— A run of records —
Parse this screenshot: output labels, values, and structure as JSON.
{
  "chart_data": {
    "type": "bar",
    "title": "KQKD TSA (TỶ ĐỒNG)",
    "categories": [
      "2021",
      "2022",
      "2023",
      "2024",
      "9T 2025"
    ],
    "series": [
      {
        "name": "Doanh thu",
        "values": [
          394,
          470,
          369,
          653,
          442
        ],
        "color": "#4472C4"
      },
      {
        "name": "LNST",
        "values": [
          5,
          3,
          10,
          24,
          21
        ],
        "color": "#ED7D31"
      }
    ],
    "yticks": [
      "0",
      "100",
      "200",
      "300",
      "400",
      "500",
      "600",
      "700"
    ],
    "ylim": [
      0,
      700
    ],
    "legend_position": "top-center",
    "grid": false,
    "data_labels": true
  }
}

--

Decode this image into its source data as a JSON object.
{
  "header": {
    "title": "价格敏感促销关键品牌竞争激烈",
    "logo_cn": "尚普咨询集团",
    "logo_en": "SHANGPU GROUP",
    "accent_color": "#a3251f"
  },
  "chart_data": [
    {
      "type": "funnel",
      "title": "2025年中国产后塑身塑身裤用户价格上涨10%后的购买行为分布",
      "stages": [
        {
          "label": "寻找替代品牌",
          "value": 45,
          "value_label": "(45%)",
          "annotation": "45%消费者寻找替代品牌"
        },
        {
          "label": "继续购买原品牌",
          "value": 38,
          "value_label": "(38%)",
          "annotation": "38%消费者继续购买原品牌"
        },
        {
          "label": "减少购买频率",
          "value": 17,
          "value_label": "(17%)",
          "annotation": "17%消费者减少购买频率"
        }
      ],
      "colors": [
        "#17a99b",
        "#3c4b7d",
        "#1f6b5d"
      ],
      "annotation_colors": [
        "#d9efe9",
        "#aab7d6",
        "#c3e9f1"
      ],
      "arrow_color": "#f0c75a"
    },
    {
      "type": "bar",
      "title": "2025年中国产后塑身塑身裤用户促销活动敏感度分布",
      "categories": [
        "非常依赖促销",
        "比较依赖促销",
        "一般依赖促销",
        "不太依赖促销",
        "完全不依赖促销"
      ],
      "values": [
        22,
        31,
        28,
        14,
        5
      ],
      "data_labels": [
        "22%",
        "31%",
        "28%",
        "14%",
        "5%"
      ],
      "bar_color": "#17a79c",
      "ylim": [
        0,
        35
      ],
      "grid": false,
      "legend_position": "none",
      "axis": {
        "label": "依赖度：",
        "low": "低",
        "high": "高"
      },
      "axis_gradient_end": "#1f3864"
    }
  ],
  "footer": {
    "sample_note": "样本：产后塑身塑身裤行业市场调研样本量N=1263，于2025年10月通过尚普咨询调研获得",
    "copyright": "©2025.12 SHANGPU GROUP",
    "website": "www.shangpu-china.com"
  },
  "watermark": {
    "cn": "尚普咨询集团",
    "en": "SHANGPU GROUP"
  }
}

— WORK REQUIRED —
From the data, pick out every line that includes "GROUP".

— WORKED ANSWER —
    "logo_en": "SHANGPU GROUP",
    "copyright": "©2025.12 SHANGPU GROUP",
    "en": "SHANGPU GROUP"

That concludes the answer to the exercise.